### AIM OF THE TASK
Set down the full listing exactly, character for character.

### RECORDS PROVIDED
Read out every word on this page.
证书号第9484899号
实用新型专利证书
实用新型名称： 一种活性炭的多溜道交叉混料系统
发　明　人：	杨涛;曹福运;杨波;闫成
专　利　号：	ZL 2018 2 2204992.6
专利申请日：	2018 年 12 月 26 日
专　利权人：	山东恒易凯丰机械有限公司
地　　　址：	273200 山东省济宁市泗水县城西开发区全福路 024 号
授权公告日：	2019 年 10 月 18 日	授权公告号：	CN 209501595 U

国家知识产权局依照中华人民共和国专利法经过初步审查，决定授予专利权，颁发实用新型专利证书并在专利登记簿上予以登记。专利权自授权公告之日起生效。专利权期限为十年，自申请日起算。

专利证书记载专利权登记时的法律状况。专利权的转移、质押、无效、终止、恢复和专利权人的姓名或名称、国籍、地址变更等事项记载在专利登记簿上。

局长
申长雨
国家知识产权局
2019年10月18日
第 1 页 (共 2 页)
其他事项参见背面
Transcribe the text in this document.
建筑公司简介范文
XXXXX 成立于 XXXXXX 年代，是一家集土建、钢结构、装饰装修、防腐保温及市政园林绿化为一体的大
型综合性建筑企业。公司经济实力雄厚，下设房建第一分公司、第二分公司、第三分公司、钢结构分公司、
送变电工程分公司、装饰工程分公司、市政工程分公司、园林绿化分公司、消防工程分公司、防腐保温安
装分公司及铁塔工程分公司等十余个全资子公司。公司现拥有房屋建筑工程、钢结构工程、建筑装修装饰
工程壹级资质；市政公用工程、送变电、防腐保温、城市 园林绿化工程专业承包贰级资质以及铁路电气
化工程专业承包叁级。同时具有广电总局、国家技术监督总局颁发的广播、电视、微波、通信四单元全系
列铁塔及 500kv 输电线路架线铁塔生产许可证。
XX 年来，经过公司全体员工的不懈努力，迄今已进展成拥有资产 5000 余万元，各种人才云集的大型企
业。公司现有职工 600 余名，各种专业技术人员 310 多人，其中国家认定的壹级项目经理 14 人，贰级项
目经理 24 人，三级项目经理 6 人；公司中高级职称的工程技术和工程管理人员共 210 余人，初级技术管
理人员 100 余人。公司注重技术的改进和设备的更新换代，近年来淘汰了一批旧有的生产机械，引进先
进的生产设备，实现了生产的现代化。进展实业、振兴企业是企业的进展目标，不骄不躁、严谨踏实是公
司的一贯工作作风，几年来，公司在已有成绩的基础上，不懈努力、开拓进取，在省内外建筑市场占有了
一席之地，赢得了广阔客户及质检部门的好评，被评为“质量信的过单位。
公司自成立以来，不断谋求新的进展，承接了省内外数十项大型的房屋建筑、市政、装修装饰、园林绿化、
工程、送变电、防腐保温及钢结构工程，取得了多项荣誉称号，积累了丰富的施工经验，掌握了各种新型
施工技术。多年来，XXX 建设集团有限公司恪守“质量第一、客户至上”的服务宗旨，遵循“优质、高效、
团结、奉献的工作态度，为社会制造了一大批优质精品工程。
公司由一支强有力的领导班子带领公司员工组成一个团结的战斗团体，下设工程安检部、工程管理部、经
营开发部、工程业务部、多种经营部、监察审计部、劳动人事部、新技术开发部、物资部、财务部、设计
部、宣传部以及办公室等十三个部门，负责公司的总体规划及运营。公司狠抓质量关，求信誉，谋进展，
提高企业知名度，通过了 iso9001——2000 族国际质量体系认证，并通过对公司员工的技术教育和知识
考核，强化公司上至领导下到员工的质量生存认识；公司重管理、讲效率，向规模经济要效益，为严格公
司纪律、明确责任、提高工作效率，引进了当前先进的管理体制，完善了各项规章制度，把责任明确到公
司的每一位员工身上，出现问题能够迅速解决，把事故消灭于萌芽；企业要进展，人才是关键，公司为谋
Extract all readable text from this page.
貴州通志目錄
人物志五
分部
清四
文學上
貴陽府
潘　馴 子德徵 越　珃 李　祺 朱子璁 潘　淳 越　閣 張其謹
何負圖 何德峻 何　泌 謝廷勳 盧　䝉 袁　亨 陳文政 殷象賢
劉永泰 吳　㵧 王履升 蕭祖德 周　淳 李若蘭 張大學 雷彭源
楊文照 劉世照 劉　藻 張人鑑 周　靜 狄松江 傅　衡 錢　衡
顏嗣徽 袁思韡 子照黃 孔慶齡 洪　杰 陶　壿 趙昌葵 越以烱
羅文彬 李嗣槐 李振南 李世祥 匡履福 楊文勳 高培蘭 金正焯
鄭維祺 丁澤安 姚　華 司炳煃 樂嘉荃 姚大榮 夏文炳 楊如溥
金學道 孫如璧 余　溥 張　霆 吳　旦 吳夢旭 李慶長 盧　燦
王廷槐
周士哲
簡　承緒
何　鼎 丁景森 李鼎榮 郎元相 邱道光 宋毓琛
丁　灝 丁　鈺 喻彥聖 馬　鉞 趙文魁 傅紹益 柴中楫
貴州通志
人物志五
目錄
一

### REPLY
Read out every word on this page.
证书号第9484899号
实用新型专利证书
实用新型名称： 一种活性炭的多溜道交叉混料系统
发　明　人：	杨涛;曹福运;杨波;闫成
专　利　号：	ZL 2018 2 2204992.6
专利申请日：	2018 年 12 月 26 日
专　利权人：	山东恒易凯丰机械有限公司
地　　　址：	273200 山东省济宁市泗水县城西开发区全福路 024 号
授权公告日：	2019 年 10 月 18 日	授权公告号：	CN 209501595 U

国家知识产权局依照中华人民共和国专利法经过初步审查，决定授予专利权，颁发实用新型专利证书并在专利登记簿上予以登记。专利权自授权公告之日起生效。专利权期限为十年，自申请日起算。

专利证书记载专利权登记时的法律状况。专利权的转移、质押、无效、终止、恢复和专利权人的姓名或名称、国籍、地址变更等事项记载在专利登记簿上。

局长
申长雨
国家知识产权局
2019年10月18日
第 1 页 (共 2 页)
其他事项参见背面
Transcribe the text in this document.
建筑公司简介范文
XXXXX 成立于 XXXXXX 年代，是一家集土建、钢结构、装饰装修、防腐保温及市政园林绿化为一体的大
型综合性建筑企业。公司经济实力雄厚，下设房建第一分公司、第二分公司、第三分公司、钢结构分公司、
送变电工程分公司、装饰工程分公司、市政工程分公司、园林绿化分公司、消防工程分公司、防腐保温安
装分公司及铁塔工程分公司等十余个全资子公司。公司现拥有房屋建筑工程、钢结构工程、建筑装修装饰
工程壹级资质；市政公用工程、送变电、防腐保温、城市 园林绿化工程专业承包贰级资质以及铁路电气
化工程专业承包叁级。同时具有广电总局、国家技术监督总局颁发的广播、电视、微波、通信四单元全系
列铁塔及 500kv 输电线路架线铁塔生产许可证。
XX 年来，经过公司全体员工的不懈努力，迄今已进展成拥有资产 5000 余万元，各种人才云集的大型企
业。公司现有职工 600 余名，各种专业技术人员 310 多人，其中国家认定的壹级项目经理 14 人，贰级项
目经理 24 人，三级项目经理 6 人；公司中高级职称的工程技术和工程管理人员共 210 余人，初级技术管
理人员 100 余人。公司注重技术的改进和设备的更新换代，近年来淘汰了一批旧有的生产机械，引进先
进的生产设备，实现了生产的现代化。进展实业、振兴企业是企业的进展目标，不骄不躁、严谨踏实是公
司的一贯工作作风，几年来，公司在已有成绩的基础上，不懈努力、开拓进取，在省内外建筑市场占有了
一席之地，赢得了广阔客户及质检部门的好评，被评为“质量信的过单位。
公司自成立以来，不断谋求新的进展，承接了省内外数十项大型的房屋建筑、市政、装修装饰、园林绿化、
工程、送变电、防腐保温及钢结构工程，取得了多项荣誉称号，积累了丰富的施工经验，掌握了各种新型
施工技术。多年来，XXX 建设集团有限公司恪守“质量第一、客户至上”的服务宗旨，遵循“优质、高效、
团结、奉献的工作态度，为社会制造了一大批优质精品工程。
公司由一支强有力的领导班子带领公司员工组成一个团结的战斗团体，下设工程安检部、工程管理部、经
营开发部、工程业务部、多种经营部、监察审计部、劳动人事部、新技术开发部、物资部、财务部、设计
部、宣传部以及办公室等十三个部门，负责公司的总体规划及运营。公司狠抓质量关，求信誉，谋进展，
提高企业知名度，通过了 iso9001——2000 族国际质量体系认证，并通过对公司员工的技术教育和知识
考核，强化公司上至领导下到员工的质量生存认识；公司重管理、讲效率，向规模经济要效益，为严格公
司纪律、明确责任、提高工作效率，引进了当前先进的管理体制，完善了各项规章制度，把责任明确到公
司的每一位员工身上，出现问题能够迅速解决，把事故消灭于萌芽；企业要进展，人才是关键，公司为谋
Extract all readable text from this page.
貴州通志目錄
人物志五
分部
清四
文學上
貴陽府
潘　馴 子德徵 越　珃 李　祺 朱子璁 潘　淳 越　閣 張其謹
何負圖 何德峻 何　泌 謝廷勳 盧　䝉 袁　亨 陳文政 殷象賢
劉永泰 吳　㵧 王履升 蕭祖德 周　淳 李若蘭 張大學 雷彭源
楊文照 劉世照 劉　藻 張人鑑 周　靜 狄松江 傅　衡 錢　衡
顏嗣徽 袁思韡 子照黃 孔慶齡 洪　杰 陶　壿 趙昌葵 越以烱
羅文彬 李嗣槐 李振南 李世祥 匡履福 楊文勳 高培蘭 金正焯
鄭維祺 丁澤安 姚　華 司炳煃 樂嘉荃 姚大榮 夏文炳 楊如溥
金學道 孫如璧 余　溥 張　霆 吳　旦 吳夢旭 李慶長 盧　燦
王廷槐
周士哲
簡　承緒
何　鼎 丁景森 李鼎榮 郎元相 邱道光 宋毓琛
丁　灝 丁　鈺 喻彥聖 馬　鉞 趙文魁 傅紹益 柴中楫
貴州通志
人物志五
目錄
一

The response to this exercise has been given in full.